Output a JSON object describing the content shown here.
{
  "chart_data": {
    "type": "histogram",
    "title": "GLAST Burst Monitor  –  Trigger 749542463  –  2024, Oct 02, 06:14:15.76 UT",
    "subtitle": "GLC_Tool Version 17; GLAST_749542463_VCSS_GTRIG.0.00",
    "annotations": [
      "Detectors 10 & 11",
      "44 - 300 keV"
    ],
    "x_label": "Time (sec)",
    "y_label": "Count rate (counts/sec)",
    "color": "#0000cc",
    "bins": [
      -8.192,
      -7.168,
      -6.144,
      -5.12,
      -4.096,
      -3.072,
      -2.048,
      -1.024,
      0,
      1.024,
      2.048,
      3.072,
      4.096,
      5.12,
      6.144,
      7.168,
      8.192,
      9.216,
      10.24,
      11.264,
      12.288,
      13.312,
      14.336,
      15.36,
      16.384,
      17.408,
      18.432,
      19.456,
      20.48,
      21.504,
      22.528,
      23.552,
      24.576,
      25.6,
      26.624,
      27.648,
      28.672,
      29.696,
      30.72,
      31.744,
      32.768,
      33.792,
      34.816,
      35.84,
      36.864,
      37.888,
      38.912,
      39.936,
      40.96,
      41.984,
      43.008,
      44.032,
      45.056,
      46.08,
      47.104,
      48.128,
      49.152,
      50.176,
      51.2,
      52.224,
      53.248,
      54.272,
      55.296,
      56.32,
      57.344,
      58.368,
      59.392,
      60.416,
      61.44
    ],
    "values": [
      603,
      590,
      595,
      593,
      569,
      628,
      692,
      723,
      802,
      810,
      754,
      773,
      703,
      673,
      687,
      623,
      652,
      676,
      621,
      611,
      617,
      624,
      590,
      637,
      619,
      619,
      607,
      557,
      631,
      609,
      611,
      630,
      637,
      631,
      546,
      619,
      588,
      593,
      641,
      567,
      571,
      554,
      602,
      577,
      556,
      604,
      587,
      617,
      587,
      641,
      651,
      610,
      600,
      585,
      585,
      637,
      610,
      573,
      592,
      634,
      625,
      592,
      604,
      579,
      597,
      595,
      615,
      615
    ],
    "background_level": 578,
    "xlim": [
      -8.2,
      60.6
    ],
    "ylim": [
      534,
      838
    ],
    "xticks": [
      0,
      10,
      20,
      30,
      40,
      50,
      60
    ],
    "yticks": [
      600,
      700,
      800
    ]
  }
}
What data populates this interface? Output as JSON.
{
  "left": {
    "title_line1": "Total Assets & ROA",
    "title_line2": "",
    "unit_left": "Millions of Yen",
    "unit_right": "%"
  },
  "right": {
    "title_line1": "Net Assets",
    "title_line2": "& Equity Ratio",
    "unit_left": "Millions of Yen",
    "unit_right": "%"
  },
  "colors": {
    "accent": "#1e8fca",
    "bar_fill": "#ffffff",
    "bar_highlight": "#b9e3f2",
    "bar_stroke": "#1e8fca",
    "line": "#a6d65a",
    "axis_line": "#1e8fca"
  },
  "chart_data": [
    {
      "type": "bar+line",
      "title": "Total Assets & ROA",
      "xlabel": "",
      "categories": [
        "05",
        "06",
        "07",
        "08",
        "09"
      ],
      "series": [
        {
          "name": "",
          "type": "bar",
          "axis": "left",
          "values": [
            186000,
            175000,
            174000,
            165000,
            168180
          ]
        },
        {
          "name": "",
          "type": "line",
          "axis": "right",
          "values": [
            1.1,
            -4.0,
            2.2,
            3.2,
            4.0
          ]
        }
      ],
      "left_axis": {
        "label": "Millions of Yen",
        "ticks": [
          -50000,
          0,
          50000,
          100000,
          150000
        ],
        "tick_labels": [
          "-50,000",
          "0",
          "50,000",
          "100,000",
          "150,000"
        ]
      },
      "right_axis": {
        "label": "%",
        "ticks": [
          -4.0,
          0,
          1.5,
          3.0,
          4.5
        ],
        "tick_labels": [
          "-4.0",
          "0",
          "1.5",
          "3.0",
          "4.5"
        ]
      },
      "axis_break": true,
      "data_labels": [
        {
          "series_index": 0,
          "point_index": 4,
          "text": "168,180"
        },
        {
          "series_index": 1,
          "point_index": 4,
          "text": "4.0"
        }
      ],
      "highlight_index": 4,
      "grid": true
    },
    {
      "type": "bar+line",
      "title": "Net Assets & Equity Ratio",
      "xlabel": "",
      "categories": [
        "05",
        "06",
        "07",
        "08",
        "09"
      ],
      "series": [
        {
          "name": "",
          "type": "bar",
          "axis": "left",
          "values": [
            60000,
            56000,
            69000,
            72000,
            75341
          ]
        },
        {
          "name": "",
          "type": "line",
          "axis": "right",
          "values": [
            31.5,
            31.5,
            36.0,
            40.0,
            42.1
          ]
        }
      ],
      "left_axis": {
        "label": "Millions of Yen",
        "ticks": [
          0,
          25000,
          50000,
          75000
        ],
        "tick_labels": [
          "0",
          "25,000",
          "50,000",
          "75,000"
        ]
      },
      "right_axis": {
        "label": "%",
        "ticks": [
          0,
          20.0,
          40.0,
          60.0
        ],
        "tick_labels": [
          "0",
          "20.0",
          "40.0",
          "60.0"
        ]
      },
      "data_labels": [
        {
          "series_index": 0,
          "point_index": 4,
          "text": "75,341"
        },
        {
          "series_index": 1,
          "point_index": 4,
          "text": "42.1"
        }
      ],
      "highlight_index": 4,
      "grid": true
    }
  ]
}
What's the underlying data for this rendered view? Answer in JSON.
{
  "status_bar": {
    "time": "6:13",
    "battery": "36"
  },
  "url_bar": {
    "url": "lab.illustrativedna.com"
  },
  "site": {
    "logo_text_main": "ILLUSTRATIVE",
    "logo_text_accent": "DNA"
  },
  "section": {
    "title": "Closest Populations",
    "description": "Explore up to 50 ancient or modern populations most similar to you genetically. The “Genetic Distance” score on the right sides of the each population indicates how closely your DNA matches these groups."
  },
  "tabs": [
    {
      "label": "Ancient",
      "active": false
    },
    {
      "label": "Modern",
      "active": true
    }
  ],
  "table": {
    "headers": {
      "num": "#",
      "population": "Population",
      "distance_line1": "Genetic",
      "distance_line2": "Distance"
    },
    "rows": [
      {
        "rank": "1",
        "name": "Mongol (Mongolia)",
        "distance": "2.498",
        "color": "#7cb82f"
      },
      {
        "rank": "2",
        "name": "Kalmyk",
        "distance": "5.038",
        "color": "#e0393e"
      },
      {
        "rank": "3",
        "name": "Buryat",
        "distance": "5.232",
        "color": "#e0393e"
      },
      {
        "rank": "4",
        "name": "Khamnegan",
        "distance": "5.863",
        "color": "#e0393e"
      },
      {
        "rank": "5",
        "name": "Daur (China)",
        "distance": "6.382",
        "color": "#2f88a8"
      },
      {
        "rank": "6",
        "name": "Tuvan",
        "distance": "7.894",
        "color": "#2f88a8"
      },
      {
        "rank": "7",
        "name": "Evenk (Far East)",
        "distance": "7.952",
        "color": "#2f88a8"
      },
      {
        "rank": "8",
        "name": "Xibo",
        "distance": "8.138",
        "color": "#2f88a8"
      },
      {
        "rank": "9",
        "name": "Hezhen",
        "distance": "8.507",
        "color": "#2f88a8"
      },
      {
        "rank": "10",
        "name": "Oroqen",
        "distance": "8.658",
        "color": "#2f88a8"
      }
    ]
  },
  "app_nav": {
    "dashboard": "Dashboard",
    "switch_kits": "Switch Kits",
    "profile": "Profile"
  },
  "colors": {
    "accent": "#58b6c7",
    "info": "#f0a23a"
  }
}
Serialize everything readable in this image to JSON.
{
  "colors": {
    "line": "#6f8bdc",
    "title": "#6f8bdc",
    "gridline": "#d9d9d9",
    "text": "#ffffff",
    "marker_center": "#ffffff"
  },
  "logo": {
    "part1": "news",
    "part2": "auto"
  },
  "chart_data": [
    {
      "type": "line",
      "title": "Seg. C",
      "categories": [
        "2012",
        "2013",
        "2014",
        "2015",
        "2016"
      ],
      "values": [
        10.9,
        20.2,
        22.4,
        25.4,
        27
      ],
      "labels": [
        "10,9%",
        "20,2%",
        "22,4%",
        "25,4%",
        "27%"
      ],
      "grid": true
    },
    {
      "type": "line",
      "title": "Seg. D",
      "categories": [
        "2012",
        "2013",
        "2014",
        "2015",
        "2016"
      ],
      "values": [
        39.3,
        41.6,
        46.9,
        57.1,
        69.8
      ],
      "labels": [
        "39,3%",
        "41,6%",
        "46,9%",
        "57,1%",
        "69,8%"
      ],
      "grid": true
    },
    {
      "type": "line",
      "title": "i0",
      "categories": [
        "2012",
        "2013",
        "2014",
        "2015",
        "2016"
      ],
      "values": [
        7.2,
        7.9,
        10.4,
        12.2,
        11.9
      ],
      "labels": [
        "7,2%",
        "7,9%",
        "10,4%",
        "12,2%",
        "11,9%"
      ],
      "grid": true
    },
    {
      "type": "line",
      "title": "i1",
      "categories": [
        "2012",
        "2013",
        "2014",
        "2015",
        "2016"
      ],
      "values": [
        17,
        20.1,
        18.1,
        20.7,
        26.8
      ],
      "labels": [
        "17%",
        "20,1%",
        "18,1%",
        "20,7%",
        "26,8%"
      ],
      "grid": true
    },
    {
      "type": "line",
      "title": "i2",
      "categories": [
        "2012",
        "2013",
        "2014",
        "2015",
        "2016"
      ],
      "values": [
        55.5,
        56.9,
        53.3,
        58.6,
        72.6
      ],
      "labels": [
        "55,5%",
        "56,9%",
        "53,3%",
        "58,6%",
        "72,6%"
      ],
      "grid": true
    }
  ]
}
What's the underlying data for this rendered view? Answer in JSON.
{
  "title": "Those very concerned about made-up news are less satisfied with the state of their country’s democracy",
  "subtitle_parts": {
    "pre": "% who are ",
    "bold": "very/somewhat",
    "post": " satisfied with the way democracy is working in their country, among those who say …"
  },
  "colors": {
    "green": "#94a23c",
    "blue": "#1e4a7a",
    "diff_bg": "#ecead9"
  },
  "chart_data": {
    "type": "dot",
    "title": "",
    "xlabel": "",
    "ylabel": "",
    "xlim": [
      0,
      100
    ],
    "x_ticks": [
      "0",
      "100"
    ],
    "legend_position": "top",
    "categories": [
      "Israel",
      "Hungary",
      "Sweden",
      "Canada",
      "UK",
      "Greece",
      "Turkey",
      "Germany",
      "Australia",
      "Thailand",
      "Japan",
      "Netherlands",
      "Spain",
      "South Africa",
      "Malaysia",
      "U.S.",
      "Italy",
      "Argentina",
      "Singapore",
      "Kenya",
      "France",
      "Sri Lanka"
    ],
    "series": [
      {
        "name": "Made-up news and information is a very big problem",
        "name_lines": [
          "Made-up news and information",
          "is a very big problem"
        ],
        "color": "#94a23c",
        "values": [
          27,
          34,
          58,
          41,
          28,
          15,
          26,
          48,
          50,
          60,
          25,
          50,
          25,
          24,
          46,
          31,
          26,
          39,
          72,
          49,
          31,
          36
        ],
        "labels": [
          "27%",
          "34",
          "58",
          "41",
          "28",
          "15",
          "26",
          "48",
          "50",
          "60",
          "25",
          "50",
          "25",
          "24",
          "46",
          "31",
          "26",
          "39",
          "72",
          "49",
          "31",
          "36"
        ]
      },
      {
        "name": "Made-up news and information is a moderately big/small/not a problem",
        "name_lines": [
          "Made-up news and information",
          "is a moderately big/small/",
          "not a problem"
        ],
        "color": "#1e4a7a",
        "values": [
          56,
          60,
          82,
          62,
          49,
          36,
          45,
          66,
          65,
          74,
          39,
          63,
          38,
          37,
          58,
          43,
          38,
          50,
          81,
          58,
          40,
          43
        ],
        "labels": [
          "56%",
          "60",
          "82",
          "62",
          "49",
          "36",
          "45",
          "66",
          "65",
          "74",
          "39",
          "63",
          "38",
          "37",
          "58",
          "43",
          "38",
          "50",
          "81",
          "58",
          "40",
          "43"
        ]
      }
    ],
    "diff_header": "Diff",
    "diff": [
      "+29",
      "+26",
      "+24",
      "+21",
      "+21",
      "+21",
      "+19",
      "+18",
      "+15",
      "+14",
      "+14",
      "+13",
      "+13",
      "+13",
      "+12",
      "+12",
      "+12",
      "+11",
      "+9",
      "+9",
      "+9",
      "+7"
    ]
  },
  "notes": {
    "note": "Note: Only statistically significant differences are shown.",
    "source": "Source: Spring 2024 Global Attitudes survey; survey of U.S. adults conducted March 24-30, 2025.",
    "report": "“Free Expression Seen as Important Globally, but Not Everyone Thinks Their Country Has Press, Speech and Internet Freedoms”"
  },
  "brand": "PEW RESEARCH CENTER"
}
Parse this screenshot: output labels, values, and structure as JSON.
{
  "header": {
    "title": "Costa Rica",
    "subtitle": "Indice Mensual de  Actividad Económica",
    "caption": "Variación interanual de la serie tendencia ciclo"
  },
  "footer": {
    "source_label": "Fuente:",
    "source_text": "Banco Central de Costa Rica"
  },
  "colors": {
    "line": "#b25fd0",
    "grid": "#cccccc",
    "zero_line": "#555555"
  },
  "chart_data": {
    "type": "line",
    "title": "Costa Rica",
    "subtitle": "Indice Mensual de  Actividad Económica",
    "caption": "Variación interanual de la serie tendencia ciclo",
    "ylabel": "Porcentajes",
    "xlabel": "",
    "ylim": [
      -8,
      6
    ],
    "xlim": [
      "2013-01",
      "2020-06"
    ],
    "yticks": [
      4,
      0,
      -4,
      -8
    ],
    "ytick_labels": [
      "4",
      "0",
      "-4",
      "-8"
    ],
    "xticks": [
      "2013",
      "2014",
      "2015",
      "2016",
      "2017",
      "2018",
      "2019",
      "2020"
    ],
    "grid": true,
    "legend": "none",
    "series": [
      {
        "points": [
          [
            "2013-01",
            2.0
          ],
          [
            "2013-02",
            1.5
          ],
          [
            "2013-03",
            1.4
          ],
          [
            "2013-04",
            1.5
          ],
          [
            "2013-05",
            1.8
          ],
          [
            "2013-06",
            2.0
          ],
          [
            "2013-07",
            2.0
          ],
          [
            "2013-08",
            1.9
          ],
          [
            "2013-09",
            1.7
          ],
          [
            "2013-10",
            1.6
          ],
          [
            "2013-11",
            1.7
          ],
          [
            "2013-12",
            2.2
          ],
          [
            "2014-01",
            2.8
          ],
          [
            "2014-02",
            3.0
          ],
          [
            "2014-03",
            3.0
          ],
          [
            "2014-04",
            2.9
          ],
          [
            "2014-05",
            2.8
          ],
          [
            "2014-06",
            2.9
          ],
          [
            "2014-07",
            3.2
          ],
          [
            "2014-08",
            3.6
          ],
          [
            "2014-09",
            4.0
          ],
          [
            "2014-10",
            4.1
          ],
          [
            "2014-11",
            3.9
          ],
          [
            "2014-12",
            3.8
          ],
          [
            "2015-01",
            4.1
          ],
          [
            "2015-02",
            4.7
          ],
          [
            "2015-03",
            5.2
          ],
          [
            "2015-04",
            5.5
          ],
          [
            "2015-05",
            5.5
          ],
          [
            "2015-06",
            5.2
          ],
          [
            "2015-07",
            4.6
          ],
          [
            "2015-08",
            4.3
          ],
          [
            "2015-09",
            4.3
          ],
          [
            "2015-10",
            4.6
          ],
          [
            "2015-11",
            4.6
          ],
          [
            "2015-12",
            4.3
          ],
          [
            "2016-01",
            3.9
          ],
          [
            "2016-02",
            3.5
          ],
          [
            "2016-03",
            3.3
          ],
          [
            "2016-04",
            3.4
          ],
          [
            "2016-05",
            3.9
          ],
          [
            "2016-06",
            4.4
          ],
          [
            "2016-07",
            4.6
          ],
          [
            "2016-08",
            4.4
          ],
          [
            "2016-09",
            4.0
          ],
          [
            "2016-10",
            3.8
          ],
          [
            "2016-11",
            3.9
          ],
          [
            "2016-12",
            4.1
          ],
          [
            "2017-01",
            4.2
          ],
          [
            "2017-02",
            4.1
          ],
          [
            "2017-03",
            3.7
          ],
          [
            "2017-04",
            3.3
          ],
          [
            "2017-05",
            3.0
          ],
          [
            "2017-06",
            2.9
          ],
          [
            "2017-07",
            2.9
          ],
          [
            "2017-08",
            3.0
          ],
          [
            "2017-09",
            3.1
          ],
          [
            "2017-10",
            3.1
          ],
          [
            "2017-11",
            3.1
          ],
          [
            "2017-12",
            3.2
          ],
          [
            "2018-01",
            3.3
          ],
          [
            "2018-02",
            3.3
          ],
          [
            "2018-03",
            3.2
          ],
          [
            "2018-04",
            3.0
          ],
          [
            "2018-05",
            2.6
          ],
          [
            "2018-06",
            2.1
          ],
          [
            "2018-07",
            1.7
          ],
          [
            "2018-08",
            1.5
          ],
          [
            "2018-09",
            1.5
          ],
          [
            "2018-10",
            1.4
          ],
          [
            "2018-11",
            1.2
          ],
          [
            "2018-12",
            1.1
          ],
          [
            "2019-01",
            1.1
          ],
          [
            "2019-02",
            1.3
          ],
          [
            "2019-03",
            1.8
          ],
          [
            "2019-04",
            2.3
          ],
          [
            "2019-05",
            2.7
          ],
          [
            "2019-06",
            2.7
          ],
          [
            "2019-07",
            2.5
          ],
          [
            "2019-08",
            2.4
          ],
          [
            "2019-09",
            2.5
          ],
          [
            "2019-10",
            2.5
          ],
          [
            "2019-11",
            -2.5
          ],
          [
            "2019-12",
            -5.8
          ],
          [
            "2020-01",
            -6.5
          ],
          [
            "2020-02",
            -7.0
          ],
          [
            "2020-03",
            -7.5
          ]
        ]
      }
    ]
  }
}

> [Exercise task]: How many lines in these entries hold the string "Variación"? Answer with the number alone.

> [Written response]: 2